Locate each line in the records containing "serial". Copy it.

....

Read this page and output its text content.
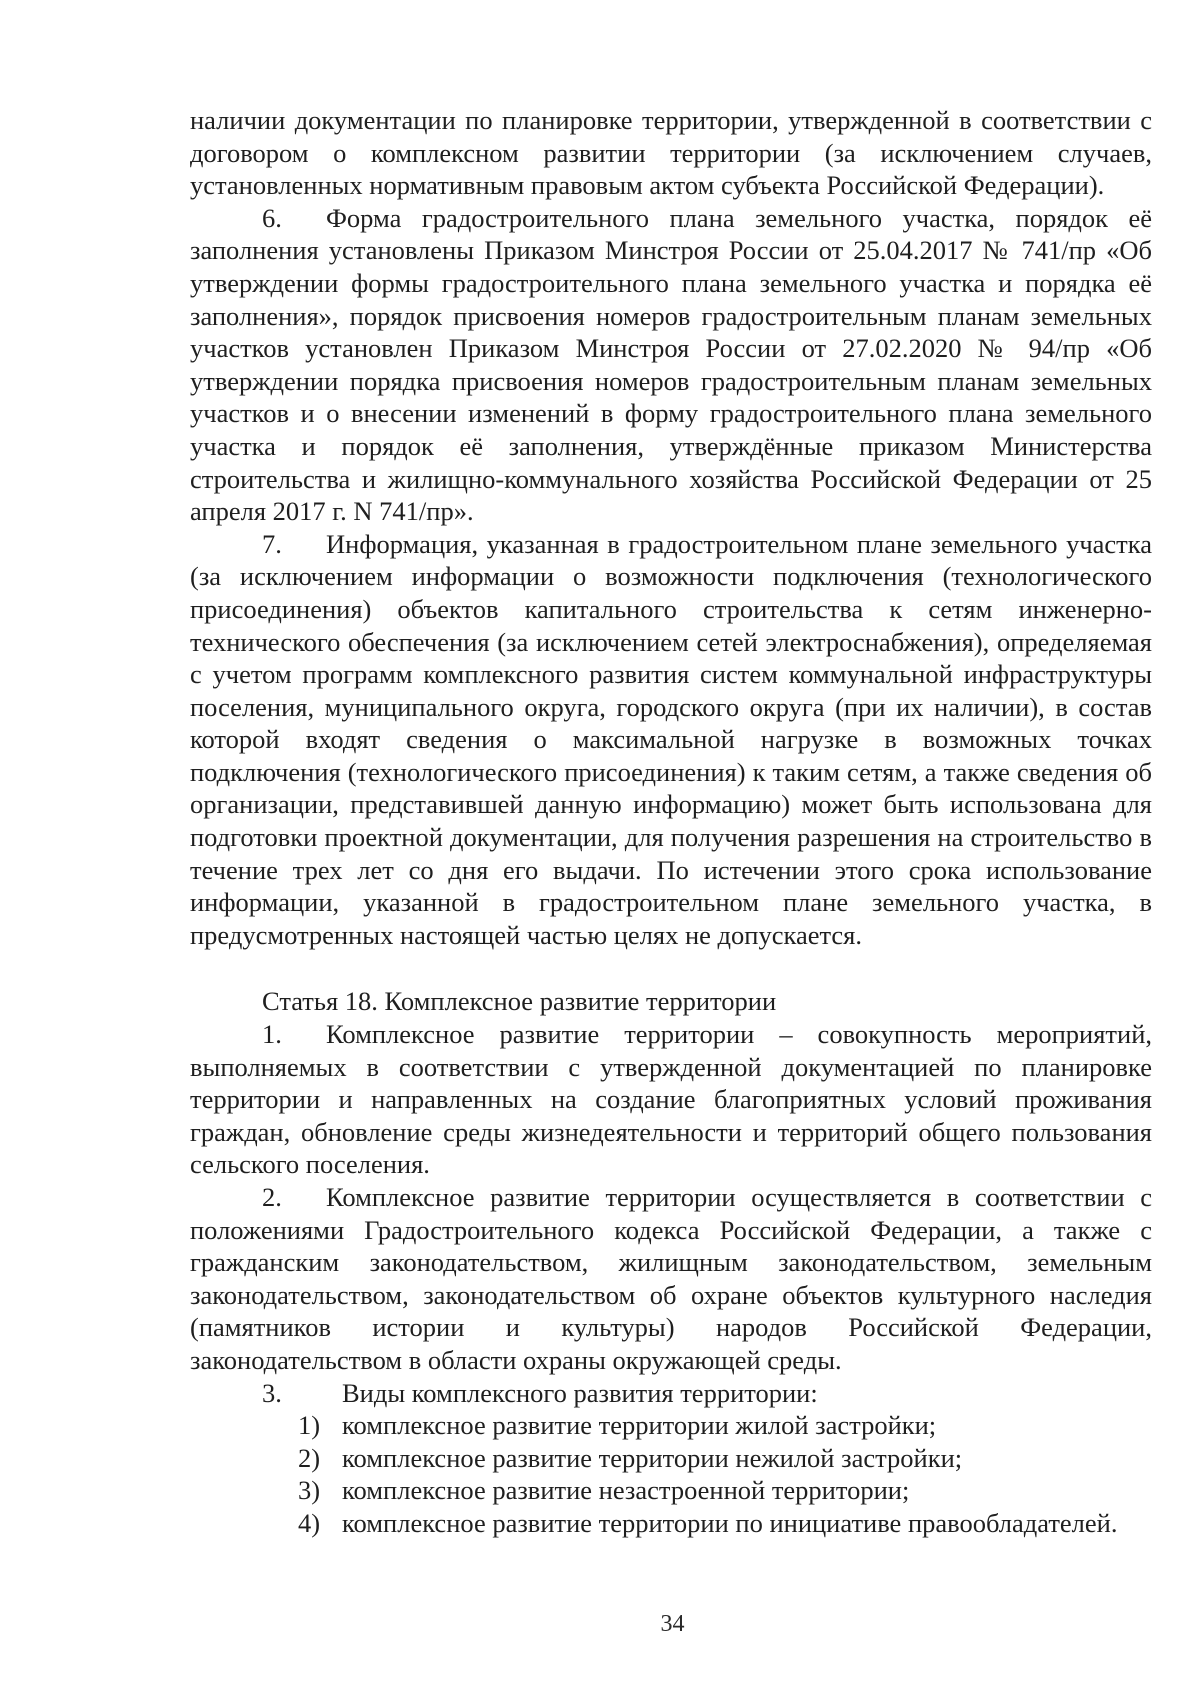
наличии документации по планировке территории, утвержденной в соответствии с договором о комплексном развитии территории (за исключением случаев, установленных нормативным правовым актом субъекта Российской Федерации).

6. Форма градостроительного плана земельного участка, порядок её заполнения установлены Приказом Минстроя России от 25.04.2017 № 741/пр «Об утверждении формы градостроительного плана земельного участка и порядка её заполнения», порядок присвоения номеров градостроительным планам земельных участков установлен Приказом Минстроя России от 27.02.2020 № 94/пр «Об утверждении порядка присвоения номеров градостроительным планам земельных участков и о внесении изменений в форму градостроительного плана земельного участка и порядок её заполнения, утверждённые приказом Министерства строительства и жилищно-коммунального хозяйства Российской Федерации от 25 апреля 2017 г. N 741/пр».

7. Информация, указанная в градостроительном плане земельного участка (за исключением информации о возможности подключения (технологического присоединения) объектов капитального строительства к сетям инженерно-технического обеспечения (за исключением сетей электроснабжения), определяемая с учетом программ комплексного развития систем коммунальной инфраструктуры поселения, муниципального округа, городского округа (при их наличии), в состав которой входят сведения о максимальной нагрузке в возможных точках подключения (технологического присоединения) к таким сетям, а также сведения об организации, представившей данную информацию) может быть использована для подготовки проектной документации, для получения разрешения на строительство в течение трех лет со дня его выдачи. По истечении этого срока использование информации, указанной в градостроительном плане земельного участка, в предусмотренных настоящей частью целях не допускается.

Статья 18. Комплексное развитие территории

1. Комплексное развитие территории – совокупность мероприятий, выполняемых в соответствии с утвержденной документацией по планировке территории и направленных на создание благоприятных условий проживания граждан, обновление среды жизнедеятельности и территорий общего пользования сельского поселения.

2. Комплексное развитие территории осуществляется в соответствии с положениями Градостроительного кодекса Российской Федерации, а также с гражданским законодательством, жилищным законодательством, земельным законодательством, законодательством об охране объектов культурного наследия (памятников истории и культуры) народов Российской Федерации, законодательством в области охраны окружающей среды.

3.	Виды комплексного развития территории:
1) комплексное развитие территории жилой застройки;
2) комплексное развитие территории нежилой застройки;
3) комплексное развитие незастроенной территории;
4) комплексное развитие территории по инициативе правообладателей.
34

....

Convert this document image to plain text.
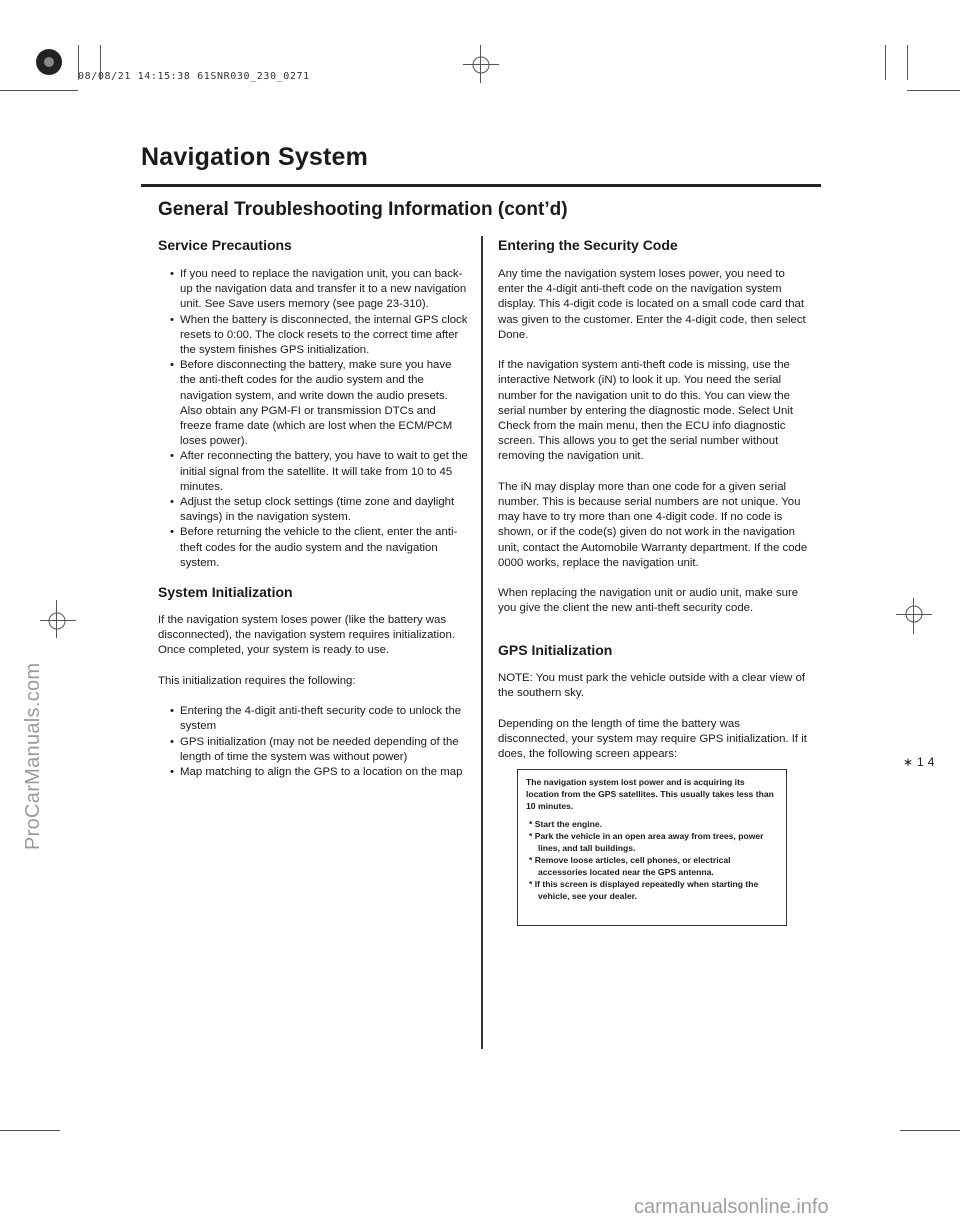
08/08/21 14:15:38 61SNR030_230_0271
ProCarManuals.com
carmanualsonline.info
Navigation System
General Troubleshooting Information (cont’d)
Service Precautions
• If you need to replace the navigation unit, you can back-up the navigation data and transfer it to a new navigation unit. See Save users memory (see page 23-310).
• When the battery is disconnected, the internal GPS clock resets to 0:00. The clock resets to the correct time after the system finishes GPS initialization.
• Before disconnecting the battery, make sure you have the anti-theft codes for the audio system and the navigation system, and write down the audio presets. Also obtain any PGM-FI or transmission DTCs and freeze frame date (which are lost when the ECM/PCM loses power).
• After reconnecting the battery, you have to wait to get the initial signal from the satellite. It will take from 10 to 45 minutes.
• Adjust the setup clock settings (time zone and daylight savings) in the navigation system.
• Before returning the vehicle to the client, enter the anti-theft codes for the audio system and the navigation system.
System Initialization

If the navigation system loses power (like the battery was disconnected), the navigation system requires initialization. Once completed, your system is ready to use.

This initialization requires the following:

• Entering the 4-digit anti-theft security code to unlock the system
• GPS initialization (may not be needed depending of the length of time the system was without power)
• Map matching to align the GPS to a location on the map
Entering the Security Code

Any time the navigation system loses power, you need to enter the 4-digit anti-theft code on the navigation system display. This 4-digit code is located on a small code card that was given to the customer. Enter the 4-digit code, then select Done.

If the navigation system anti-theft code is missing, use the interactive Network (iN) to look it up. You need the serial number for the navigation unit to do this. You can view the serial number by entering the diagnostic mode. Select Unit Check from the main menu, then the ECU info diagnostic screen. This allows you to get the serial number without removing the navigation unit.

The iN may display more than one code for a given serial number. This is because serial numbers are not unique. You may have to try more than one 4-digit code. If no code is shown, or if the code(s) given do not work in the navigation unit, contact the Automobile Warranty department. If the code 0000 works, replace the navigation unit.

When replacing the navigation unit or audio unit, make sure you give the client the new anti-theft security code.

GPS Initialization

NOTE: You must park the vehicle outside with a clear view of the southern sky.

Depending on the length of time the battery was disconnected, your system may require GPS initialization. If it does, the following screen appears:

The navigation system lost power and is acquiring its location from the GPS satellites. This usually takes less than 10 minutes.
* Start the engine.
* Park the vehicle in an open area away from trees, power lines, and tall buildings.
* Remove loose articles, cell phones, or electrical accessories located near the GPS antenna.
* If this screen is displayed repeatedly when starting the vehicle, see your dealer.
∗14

....

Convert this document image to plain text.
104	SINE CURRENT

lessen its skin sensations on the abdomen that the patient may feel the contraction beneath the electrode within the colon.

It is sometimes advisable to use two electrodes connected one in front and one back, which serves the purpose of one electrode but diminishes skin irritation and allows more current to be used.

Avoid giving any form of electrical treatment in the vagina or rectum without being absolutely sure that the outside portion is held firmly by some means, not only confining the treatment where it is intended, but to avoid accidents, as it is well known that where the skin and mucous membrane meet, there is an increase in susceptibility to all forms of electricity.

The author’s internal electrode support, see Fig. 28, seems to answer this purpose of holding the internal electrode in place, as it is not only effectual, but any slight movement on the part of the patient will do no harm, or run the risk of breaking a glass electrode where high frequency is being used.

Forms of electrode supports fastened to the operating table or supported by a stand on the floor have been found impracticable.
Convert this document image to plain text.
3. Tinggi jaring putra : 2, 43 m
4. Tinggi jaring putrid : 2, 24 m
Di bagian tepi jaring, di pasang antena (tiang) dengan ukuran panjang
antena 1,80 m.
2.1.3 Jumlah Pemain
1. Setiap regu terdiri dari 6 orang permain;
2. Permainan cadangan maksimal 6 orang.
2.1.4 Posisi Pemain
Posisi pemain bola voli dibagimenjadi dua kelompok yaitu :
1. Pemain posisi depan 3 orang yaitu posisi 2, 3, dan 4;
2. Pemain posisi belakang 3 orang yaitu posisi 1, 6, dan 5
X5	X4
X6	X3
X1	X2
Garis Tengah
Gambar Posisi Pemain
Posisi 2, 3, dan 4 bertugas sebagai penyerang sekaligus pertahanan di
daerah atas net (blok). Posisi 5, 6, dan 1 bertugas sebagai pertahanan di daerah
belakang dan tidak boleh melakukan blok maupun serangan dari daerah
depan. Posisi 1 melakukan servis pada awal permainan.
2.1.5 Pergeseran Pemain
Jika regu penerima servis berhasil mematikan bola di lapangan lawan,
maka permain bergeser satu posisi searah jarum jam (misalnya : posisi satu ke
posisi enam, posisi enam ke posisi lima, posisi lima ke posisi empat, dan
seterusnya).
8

....

_Task response_
If the navigation system anti-theft code is missing, use the interactive Network (iN) to look it up. You need the serial number for the navigation unit to do this. You can view the serial number by entering the diagnostic mode. Select Unit Check from the main menu, then the ECU info diagnostic screen. This allows you to get the serial number without removing the navigation unit.
The iN may display more than one code for a given serial number. This is because serial numbers are not unique. You may have to try more than one 4-digit code. If no code is shown, or if the code(s) given do not work in the navigation unit, contact the Automobile Warranty department. If the code 0000 works, replace the navigation unit.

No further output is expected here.